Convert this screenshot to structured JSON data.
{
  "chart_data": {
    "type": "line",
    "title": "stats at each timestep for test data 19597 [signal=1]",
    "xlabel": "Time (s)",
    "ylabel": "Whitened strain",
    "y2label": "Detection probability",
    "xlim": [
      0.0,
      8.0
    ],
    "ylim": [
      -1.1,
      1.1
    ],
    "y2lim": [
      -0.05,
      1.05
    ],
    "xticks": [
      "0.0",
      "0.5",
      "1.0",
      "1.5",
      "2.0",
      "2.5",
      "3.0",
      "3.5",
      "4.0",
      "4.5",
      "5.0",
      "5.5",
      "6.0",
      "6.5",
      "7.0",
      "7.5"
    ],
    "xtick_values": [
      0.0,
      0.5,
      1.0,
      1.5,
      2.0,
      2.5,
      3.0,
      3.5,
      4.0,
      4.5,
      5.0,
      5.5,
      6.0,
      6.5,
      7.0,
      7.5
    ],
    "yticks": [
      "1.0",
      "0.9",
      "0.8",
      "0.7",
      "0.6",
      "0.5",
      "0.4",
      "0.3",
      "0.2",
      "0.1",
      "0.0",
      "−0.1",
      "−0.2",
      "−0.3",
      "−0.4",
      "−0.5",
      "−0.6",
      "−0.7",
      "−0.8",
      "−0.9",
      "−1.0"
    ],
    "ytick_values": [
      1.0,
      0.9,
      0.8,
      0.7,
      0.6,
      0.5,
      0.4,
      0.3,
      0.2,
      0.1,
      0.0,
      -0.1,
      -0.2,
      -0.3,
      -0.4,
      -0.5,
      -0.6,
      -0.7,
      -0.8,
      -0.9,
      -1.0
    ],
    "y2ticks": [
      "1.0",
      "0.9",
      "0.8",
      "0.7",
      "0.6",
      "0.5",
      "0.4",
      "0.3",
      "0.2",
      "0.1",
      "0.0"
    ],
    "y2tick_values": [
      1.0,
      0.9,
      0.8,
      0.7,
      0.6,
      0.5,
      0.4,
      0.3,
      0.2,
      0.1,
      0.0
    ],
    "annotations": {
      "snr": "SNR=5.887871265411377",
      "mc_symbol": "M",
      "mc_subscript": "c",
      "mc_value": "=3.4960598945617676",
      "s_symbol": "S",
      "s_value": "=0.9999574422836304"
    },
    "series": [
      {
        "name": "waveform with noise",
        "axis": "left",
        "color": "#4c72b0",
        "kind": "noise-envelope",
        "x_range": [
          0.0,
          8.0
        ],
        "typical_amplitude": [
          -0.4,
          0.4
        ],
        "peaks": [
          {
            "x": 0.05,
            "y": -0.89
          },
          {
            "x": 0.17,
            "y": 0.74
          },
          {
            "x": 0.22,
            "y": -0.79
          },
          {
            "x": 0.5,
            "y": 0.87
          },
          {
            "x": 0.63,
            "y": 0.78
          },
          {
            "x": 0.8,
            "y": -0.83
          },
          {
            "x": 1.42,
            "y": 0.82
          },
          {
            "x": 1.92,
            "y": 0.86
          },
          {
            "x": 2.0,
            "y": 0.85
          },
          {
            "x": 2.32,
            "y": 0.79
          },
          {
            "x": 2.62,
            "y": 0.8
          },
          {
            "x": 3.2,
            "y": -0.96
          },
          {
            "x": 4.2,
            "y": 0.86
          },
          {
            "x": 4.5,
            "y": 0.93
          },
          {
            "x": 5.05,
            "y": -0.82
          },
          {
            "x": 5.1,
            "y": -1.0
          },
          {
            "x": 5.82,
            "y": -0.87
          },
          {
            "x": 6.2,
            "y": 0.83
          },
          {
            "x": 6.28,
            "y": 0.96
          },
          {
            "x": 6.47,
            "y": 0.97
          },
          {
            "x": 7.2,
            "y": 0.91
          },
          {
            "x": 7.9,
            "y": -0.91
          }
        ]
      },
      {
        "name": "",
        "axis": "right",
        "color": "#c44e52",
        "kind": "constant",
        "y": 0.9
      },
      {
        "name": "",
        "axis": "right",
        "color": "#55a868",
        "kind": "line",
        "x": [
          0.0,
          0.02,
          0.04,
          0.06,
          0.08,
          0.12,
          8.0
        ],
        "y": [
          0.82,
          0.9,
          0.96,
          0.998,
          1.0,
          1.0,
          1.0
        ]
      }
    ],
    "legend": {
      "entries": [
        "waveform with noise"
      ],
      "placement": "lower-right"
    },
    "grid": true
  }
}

|---|

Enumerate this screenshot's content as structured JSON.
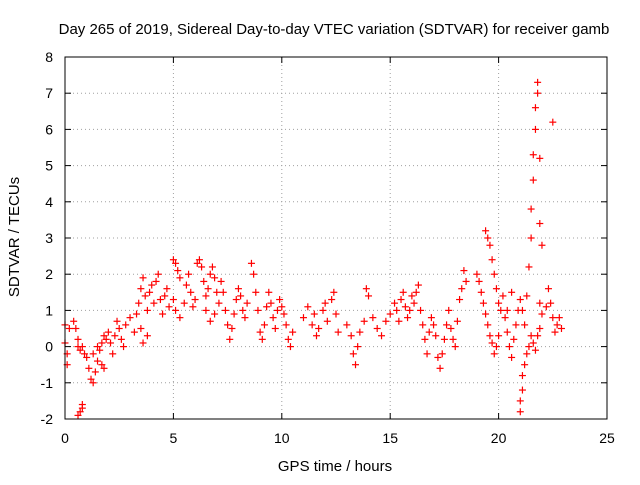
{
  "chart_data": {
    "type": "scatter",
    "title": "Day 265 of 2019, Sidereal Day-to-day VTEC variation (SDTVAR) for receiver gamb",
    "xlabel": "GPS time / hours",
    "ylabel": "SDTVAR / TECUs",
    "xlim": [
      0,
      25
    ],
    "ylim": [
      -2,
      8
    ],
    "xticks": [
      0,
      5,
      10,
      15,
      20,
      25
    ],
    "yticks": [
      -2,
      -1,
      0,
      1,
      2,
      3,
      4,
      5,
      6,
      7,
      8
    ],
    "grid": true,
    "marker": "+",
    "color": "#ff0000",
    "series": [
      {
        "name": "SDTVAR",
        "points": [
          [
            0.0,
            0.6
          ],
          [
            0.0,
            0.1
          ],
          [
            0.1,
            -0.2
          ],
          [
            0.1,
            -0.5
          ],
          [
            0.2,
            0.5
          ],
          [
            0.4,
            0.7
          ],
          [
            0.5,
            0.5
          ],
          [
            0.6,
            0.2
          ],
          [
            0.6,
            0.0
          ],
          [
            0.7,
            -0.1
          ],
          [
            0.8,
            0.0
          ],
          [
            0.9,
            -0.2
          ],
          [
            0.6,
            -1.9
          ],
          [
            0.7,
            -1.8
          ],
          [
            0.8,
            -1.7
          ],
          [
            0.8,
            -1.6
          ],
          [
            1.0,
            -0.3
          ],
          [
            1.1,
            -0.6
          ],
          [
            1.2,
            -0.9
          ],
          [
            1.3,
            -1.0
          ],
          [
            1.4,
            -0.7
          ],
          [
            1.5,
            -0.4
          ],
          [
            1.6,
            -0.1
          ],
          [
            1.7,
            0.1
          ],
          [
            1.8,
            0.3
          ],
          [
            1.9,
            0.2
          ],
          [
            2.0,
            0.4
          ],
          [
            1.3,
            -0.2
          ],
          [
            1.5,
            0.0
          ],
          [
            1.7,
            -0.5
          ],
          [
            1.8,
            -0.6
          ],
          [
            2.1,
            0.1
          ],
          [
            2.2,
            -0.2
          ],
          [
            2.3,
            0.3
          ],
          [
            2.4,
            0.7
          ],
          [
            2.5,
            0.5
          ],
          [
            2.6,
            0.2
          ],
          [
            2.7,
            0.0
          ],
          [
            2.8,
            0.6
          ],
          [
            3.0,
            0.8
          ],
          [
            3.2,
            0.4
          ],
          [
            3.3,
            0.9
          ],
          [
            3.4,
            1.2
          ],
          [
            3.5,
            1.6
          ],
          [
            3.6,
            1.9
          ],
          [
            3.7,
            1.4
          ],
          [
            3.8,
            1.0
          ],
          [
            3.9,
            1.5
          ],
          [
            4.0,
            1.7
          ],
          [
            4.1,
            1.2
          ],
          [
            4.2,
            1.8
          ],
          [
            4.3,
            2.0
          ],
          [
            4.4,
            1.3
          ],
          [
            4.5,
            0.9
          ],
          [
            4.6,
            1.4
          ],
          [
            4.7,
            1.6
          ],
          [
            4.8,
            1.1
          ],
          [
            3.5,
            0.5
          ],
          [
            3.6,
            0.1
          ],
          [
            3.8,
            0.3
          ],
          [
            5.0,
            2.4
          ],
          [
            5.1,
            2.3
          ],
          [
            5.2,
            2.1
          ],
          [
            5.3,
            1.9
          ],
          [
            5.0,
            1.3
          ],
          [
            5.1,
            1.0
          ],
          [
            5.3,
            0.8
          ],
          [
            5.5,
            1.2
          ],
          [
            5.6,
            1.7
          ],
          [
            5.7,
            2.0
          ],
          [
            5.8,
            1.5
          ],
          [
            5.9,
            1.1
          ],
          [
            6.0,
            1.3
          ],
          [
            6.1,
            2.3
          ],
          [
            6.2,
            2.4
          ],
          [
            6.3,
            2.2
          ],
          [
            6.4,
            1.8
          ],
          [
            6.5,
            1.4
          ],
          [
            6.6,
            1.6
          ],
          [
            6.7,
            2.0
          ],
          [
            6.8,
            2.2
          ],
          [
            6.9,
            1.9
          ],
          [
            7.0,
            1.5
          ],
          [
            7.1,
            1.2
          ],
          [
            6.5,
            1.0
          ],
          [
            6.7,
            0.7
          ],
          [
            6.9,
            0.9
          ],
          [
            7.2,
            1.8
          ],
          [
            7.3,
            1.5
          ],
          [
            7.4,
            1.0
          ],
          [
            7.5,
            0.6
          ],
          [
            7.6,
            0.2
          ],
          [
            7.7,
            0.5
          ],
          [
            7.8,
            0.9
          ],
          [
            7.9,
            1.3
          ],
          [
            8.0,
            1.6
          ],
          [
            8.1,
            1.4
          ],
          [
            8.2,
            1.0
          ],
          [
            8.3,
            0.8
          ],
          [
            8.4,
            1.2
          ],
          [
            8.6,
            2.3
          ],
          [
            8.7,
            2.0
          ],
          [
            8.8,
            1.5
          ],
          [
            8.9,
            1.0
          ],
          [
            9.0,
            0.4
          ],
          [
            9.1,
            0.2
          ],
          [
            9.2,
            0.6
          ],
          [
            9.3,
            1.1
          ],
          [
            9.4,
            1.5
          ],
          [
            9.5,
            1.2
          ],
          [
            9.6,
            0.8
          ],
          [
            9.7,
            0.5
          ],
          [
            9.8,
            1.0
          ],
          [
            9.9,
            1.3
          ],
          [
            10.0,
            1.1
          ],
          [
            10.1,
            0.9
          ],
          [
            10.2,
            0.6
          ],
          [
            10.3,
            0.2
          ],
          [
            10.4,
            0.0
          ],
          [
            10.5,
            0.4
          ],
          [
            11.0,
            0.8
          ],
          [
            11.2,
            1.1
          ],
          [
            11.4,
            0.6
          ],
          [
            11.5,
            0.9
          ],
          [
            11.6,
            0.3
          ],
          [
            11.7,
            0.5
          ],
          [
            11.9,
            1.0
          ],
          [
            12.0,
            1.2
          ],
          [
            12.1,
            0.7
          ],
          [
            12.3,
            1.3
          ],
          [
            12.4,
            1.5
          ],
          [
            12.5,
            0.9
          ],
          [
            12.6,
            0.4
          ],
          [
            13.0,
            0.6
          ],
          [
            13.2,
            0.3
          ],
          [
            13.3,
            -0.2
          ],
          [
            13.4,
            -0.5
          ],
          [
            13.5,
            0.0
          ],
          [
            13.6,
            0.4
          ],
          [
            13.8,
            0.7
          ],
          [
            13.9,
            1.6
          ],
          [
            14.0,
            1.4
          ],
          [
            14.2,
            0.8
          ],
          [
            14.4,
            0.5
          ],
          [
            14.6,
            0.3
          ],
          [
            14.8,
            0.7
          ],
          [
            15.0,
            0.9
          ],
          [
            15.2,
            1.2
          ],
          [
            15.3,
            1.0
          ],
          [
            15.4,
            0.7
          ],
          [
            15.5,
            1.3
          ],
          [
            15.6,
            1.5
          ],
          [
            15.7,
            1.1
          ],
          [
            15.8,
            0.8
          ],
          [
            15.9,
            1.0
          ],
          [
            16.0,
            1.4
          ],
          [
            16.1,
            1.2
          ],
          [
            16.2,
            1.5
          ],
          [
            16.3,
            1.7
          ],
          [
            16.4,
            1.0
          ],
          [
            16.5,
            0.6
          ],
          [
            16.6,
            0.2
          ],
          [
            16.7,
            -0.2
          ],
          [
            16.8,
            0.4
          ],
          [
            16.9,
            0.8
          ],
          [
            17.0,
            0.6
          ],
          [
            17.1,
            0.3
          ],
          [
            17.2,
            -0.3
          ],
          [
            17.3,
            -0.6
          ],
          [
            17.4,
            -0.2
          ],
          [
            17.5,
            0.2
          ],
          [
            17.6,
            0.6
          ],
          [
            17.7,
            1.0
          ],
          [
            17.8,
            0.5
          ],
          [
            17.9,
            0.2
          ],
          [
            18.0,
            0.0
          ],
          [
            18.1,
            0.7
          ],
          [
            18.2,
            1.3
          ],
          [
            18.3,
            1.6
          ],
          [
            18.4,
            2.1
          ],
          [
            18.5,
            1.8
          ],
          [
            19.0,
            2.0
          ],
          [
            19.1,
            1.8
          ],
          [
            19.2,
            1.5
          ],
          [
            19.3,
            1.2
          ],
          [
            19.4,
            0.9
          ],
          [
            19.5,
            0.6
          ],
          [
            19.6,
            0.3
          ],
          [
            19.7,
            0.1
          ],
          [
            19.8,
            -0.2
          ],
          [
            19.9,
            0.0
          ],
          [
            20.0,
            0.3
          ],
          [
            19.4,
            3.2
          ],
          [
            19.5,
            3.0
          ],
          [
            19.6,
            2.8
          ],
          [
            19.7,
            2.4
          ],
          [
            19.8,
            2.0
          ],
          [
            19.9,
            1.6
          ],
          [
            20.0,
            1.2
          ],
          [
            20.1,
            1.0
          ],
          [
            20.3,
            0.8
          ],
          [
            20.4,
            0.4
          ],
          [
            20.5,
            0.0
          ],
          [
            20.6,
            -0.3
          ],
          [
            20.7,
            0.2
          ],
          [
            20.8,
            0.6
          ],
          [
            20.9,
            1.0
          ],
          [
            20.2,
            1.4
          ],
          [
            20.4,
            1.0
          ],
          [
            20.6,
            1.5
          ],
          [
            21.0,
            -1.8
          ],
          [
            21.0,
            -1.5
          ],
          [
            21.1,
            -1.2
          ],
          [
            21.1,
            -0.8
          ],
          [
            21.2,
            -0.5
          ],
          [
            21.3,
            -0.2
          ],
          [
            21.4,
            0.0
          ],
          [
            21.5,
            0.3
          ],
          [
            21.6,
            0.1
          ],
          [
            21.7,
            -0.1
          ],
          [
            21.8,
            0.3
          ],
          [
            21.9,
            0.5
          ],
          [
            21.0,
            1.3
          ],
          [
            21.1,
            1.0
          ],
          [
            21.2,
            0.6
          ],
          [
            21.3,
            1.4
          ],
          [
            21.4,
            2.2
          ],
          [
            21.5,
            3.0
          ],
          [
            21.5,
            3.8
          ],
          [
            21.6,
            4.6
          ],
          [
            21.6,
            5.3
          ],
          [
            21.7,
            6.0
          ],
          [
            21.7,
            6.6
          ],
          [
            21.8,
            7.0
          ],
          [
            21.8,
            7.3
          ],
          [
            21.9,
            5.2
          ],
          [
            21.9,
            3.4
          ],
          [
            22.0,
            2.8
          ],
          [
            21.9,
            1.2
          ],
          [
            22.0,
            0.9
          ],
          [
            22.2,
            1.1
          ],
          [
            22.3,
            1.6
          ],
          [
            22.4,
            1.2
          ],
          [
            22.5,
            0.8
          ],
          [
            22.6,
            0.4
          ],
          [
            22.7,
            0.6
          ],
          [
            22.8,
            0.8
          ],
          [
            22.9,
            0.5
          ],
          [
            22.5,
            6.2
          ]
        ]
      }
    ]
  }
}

|---|

Short exercise: Copy all lines above containing the string "screenshot".

Expected output:
Convert this screenshot to structured JSON data.
Enumerate this screenshot's content as structured JSON.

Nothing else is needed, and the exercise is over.